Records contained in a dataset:

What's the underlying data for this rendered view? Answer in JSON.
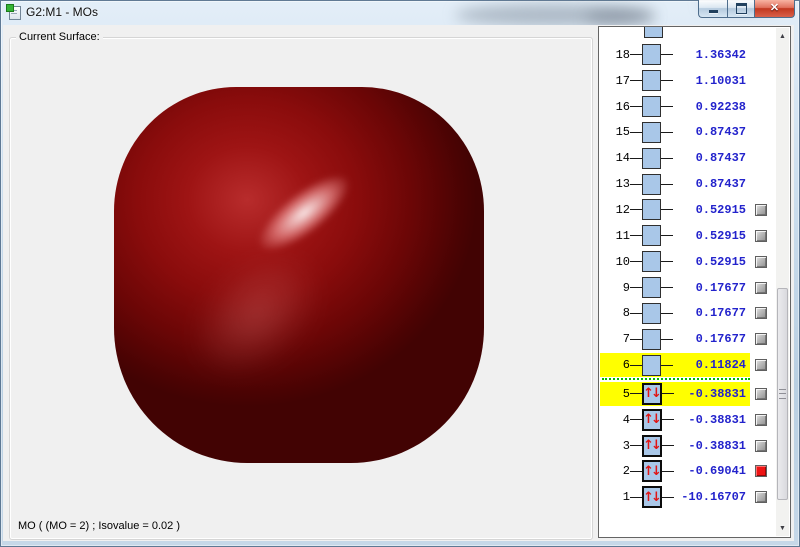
{
  "window": {
    "title": "G2:M1 - MOs"
  },
  "icons": {
    "minimize": "minimize-icon",
    "maximize": "maximize-icon",
    "close_glyph": "✕",
    "scroll_up_glyph": "▲",
    "scroll_down_glyph": "▼",
    "spin_pair_glyph": "↑↓"
  },
  "surface_panel": {
    "label": "Current Surface:",
    "status": "MO ( (MO = 2) ; Isovalue = 0.02 )"
  },
  "mo_list": {
    "selected_mo": 2,
    "highlighted_rows": [
      6,
      5
    ],
    "homo_lumo_separator_between": [
      6,
      5
    ],
    "rows": [
      {
        "n": 18,
        "energy": "1.36342",
        "occupied": false,
        "checkbox": "none",
        "highlight": false
      },
      {
        "n": 17,
        "energy": "1.10031",
        "occupied": false,
        "checkbox": "none",
        "highlight": false
      },
      {
        "n": 16,
        "energy": "0.92238",
        "occupied": false,
        "checkbox": "none",
        "highlight": false
      },
      {
        "n": 15,
        "energy": "0.87437",
        "occupied": false,
        "checkbox": "none",
        "highlight": false
      },
      {
        "n": 14,
        "energy": "0.87437",
        "occupied": false,
        "checkbox": "none",
        "highlight": false
      },
      {
        "n": 13,
        "energy": "0.87437",
        "occupied": false,
        "checkbox": "none",
        "highlight": false
      },
      {
        "n": 12,
        "energy": "0.52915",
        "occupied": false,
        "checkbox": "gray",
        "highlight": false
      },
      {
        "n": 11,
        "energy": "0.52915",
        "occupied": false,
        "checkbox": "gray",
        "highlight": false
      },
      {
        "n": 10,
        "energy": "0.52915",
        "occupied": false,
        "checkbox": "gray",
        "highlight": false
      },
      {
        "n": 9,
        "energy": "0.17677",
        "occupied": false,
        "checkbox": "gray",
        "highlight": false
      },
      {
        "n": 8,
        "energy": "0.17677",
        "occupied": false,
        "checkbox": "gray",
        "highlight": false
      },
      {
        "n": 7,
        "energy": "0.17677",
        "occupied": false,
        "checkbox": "gray",
        "highlight": false
      },
      {
        "n": 6,
        "energy": "0.11824",
        "occupied": false,
        "checkbox": "gray",
        "highlight": true
      },
      {
        "n": 5,
        "energy": "-0.38831",
        "occupied": true,
        "checkbox": "gray",
        "highlight": true,
        "separator_before": true
      },
      {
        "n": 4,
        "energy": "-0.38831",
        "occupied": true,
        "checkbox": "gray",
        "highlight": false
      },
      {
        "n": 3,
        "energy": "-0.38831",
        "occupied": true,
        "checkbox": "gray",
        "highlight": false
      },
      {
        "n": 2,
        "energy": "-0.69041",
        "occupied": true,
        "checkbox": "red",
        "highlight": false
      },
      {
        "n": 1,
        "energy": "-10.16707",
        "occupied": true,
        "checkbox": "gray",
        "highlight": false
      }
    ]
  },
  "colors": {
    "viewport_bg": "#8386cd",
    "surface_red": "#8a0c0c",
    "row_highlight": "#ffff00",
    "energy_text": "#2323cc",
    "homo_lumo_line": "#00bb00",
    "selected_checkbox": "#ee1414",
    "level_box_fill": "#a9c7e8"
  }
}
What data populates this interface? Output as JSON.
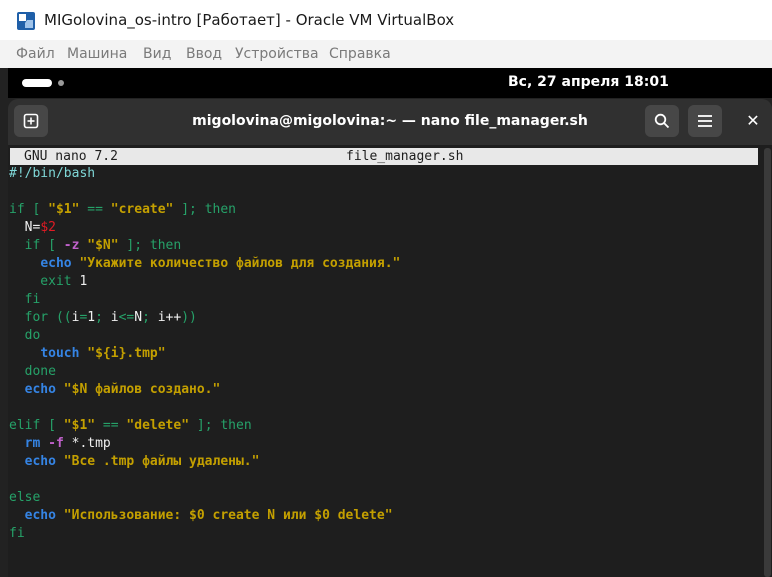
{
  "window": {
    "title": "MIGolovina_os-intro [Работает] - Oracle VM VirtualBox",
    "icon": "virtualbox-icon"
  },
  "menubar": {
    "items": [
      "Файл",
      "Машина",
      "Вид",
      "Ввод",
      "Устройства",
      "Справка"
    ]
  },
  "gnome": {
    "clock": "Вс, 27 апреля  18:01"
  },
  "terminal": {
    "title": "migolovina@migolovina:~ — nano file_manager.sh",
    "new_tab_icon": "new-tab-icon",
    "search_icon": "search-icon",
    "menu_icon": "hamburger-menu-icon",
    "close_label": "✕"
  },
  "nano": {
    "version": "GNU nano 7.2",
    "filename": "file_manager.sh"
  },
  "code_lines": [
    [
      {
        "t": "#!/bin/bash",
        "c": "com"
      }
    ],
    [],
    [
      {
        "t": "if [ ",
        "c": "kw"
      },
      {
        "t": "\"$1\"",
        "c": "str"
      },
      {
        "t": " == ",
        "c": "kw"
      },
      {
        "t": "\"create\"",
        "c": "str"
      },
      {
        "t": " ]; then",
        "c": "kw"
      }
    ],
    [
      {
        "t": "  N=",
        "c": "tx"
      },
      {
        "t": "$2",
        "c": "var"
      }
    ],
    [
      {
        "t": "  if [ ",
        "c": "kw"
      },
      {
        "t": "-z",
        "c": "op"
      },
      {
        "t": " ",
        "c": "tx"
      },
      {
        "t": "\"$N\"",
        "c": "str"
      },
      {
        "t": " ]; then",
        "c": "kw"
      }
    ],
    [
      {
        "t": "    ",
        "c": "tx"
      },
      {
        "t": "echo",
        "c": "cmd"
      },
      {
        "t": " ",
        "c": "tx"
      },
      {
        "t": "\"Укажите количество файлов для создания.\"",
        "c": "str"
      }
    ],
    [
      {
        "t": "    exit",
        "c": "kw"
      },
      {
        "t": " 1",
        "c": "tx"
      }
    ],
    [
      {
        "t": "  fi",
        "c": "kw"
      }
    ],
    [
      {
        "t": "  for ((",
        "c": "kw"
      },
      {
        "t": "i",
        "c": "tx"
      },
      {
        "t": "=",
        "c": "kw"
      },
      {
        "t": "1",
        "c": "tx"
      },
      {
        "t": "; ",
        "c": "kw"
      },
      {
        "t": "i",
        "c": "tx"
      },
      {
        "t": "<=",
        "c": "kw"
      },
      {
        "t": "N",
        "c": "tx"
      },
      {
        "t": "; ",
        "c": "kw"
      },
      {
        "t": "i++",
        "c": "tx"
      },
      {
        "t": "))",
        "c": "kw"
      }
    ],
    [
      {
        "t": "  do",
        "c": "kw"
      }
    ],
    [
      {
        "t": "    ",
        "c": "tx"
      },
      {
        "t": "touch",
        "c": "cmd"
      },
      {
        "t": " ",
        "c": "tx"
      },
      {
        "t": "\"${i}.tmp\"",
        "c": "str"
      }
    ],
    [
      {
        "t": "  done",
        "c": "kw"
      }
    ],
    [
      {
        "t": "  ",
        "c": "tx"
      },
      {
        "t": "echo",
        "c": "cmd"
      },
      {
        "t": " ",
        "c": "tx"
      },
      {
        "t": "\"$N файлов создано.\"",
        "c": "str"
      }
    ],
    [],
    [
      {
        "t": "elif [ ",
        "c": "kw"
      },
      {
        "t": "\"$1\"",
        "c": "str"
      },
      {
        "t": " == ",
        "c": "kw"
      },
      {
        "t": "\"delete\"",
        "c": "str"
      },
      {
        "t": " ]; then",
        "c": "kw"
      }
    ],
    [
      {
        "t": "  ",
        "c": "tx"
      },
      {
        "t": "rm",
        "c": "cmd"
      },
      {
        "t": " ",
        "c": "tx"
      },
      {
        "t": "-f",
        "c": "op"
      },
      {
        "t": " *.tmp",
        "c": "tx"
      }
    ],
    [
      {
        "t": "  ",
        "c": "tx"
      },
      {
        "t": "echo",
        "c": "cmd"
      },
      {
        "t": " ",
        "c": "tx"
      },
      {
        "t": "\"Все .tmp файлы удалены.\"",
        "c": "str"
      }
    ],
    [],
    [
      {
        "t": "else",
        "c": "kw"
      }
    ],
    [
      {
        "t": "  ",
        "c": "tx"
      },
      {
        "t": "echo",
        "c": "cmd"
      },
      {
        "t": " ",
        "c": "tx"
      },
      {
        "t": "\"Использование: $0 create N или $0 delete\"",
        "c": "str"
      }
    ],
    [
      {
        "t": "fi",
        "c": "kw"
      }
    ]
  ],
  "colors": {
    "terminal_bg": "#1e1e1e",
    "header_bg": "#303030",
    "keyword": "#26a269",
    "string": "#c4a000",
    "command": "#3584e4",
    "variable": "#e01b24",
    "comment": "#7fd7d7"
  }
}
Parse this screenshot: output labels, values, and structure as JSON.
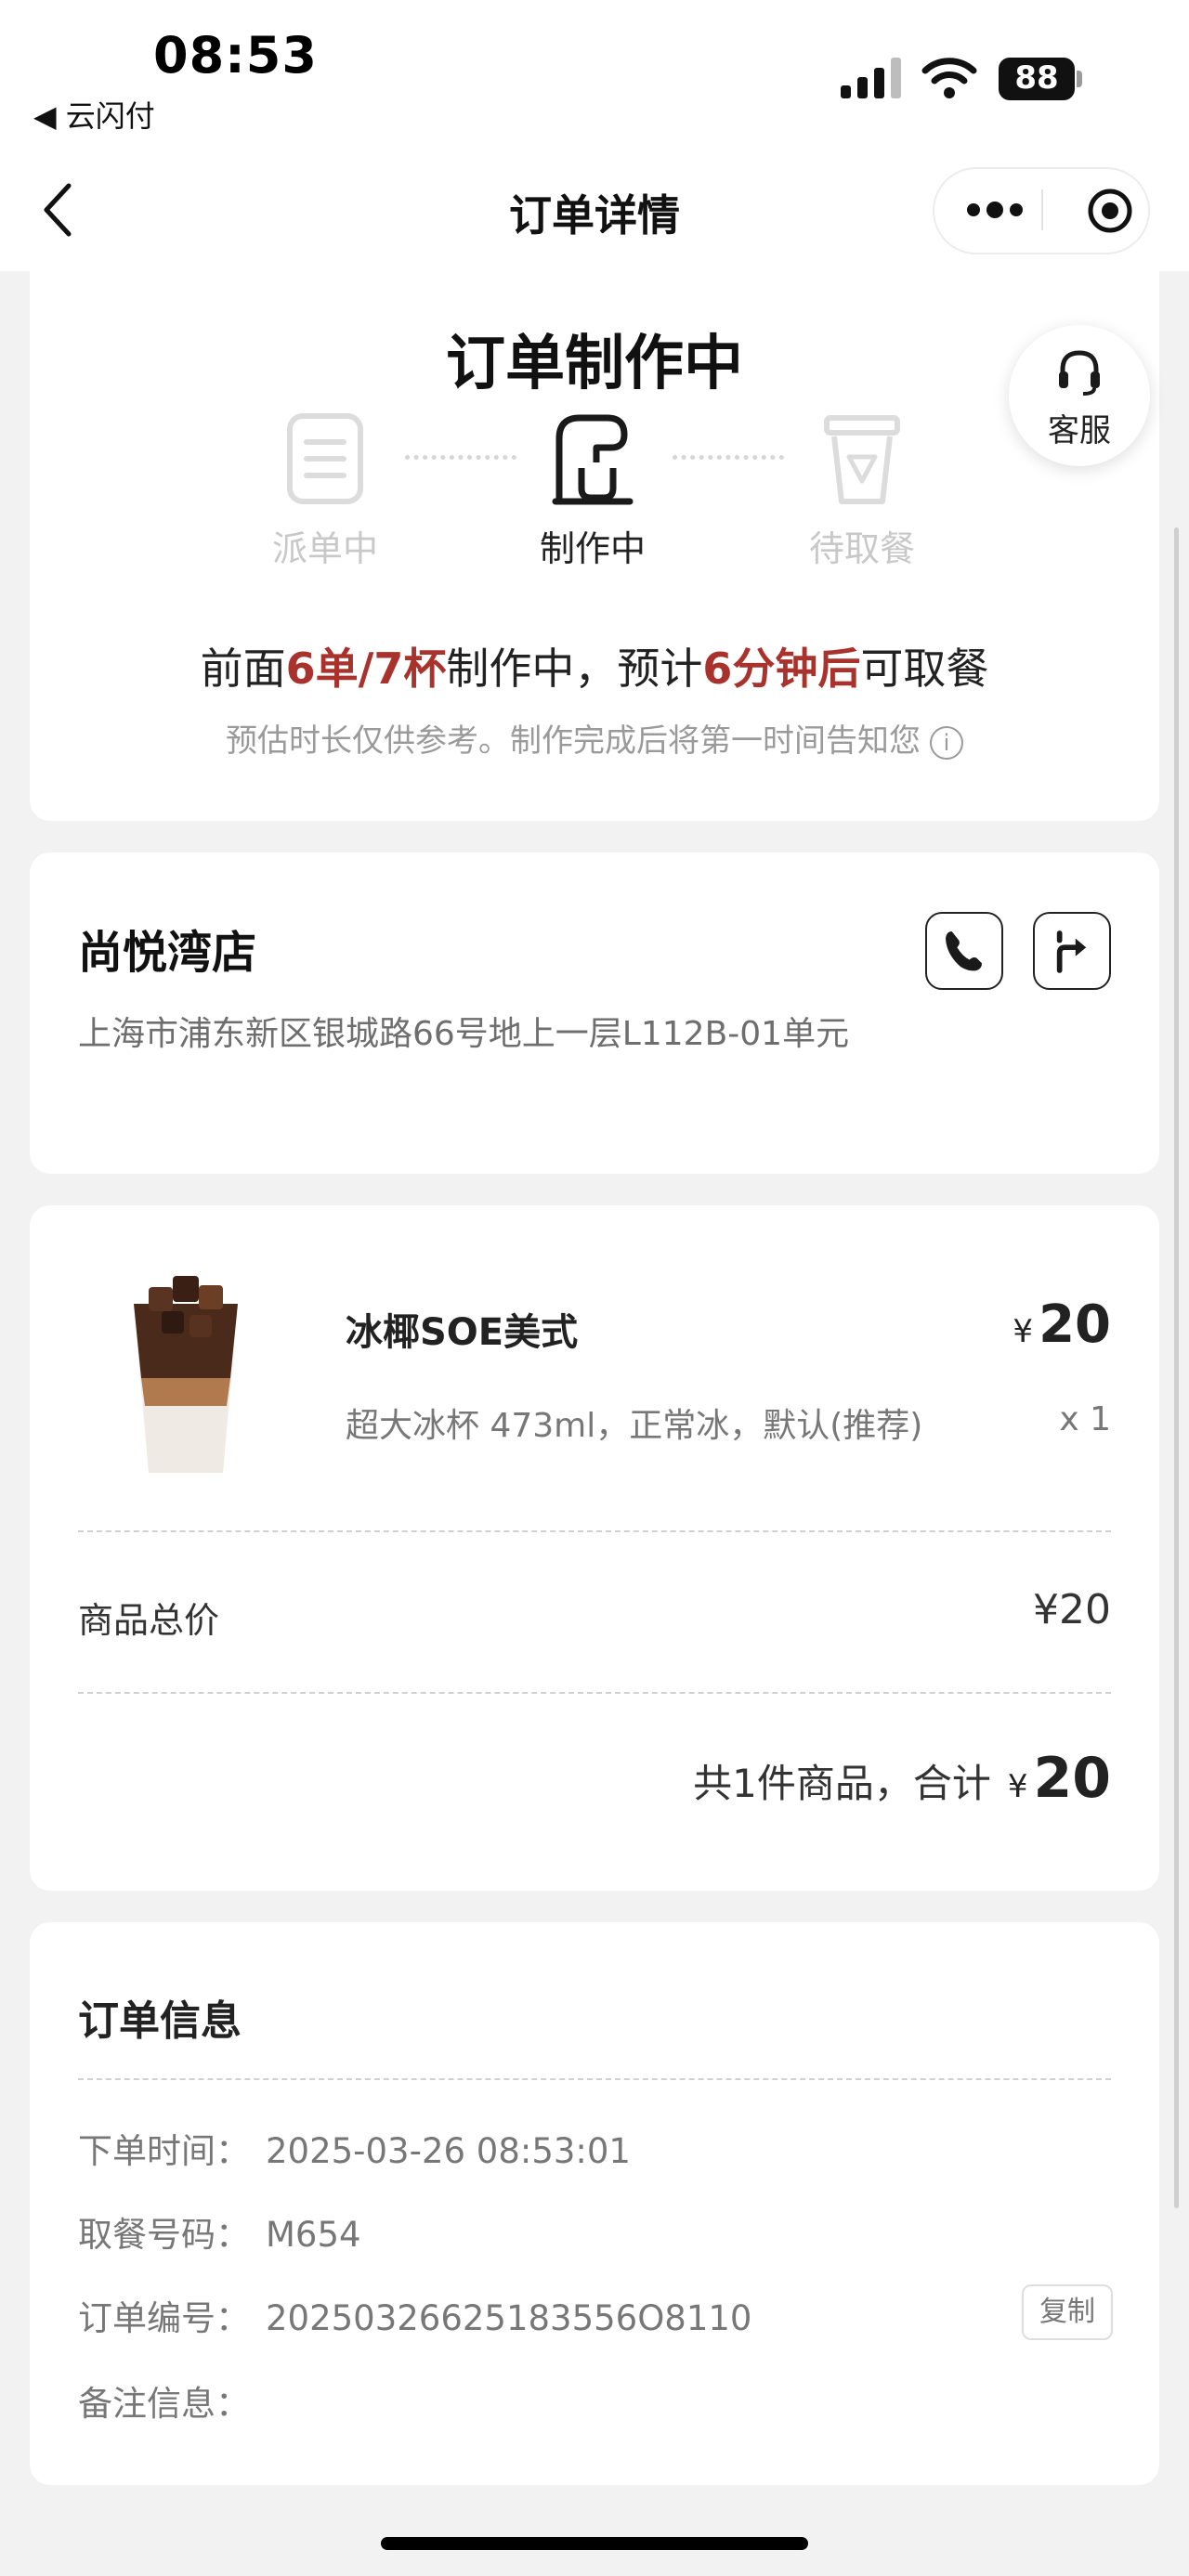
{
  "status_bar": {
    "time": "08:53",
    "back_app": "◀ 云闪付",
    "battery": "88"
  },
  "nav": {
    "title": "订单详情"
  },
  "order_status": {
    "title": "订单制作中",
    "steps": [
      {
        "label": "派单中",
        "state": "done",
        "icon": "list-icon"
      },
      {
        "label": "制作中",
        "state": "active",
        "icon": "coffee-machine-icon"
      },
      {
        "label": "待取餐",
        "state": "pending",
        "icon": "cup-icon"
      }
    ],
    "queue": {
      "prefix": "前面",
      "orders_cups": "6单/7杯",
      "middle": "制作中，预计",
      "minutes": "6分钟后",
      "suffix": "可取餐"
    },
    "note": "预估时长仅供参考。制作完成后将第一时间告知您",
    "note_icon": "i"
  },
  "customer_service": {
    "label": "客服"
  },
  "store": {
    "name": "尚悦湾店",
    "address": "上海市浦东新区银城路66号地上一层L112B-01单元"
  },
  "product": {
    "name": "冰椰SOE美式",
    "spec": "超大冰杯 473ml，正常冰，默认(推荐)",
    "currency": "¥",
    "price": "20",
    "qty": "x 1"
  },
  "summary": {
    "subtotal_label": "商品总价",
    "subtotal_value": "¥20",
    "total_label": "共1件商品，合计",
    "total_currency": "¥",
    "total_value": "20"
  },
  "order_info": {
    "title": "订单信息",
    "rows": [
      {
        "key": "下单时间：",
        "value": "2025-03-26 08:53:01"
      },
      {
        "key": "取餐号码：",
        "value": "M654"
      },
      {
        "key": "订单编号：",
        "value": "20250326625183556O8110"
      },
      {
        "key": "备注信息：",
        "value": ""
      }
    ],
    "copy_label": "复制"
  },
  "colors": {
    "highlight": "#a9322c",
    "page_bg": "#f2f2f2",
    "card_bg": "#ffffff"
  }
}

_WHAT TO PRODUCE_: Give the number of lines in the records that contain the string "файлов", and nothing besides.

_EXPECTED ANSWER_: 2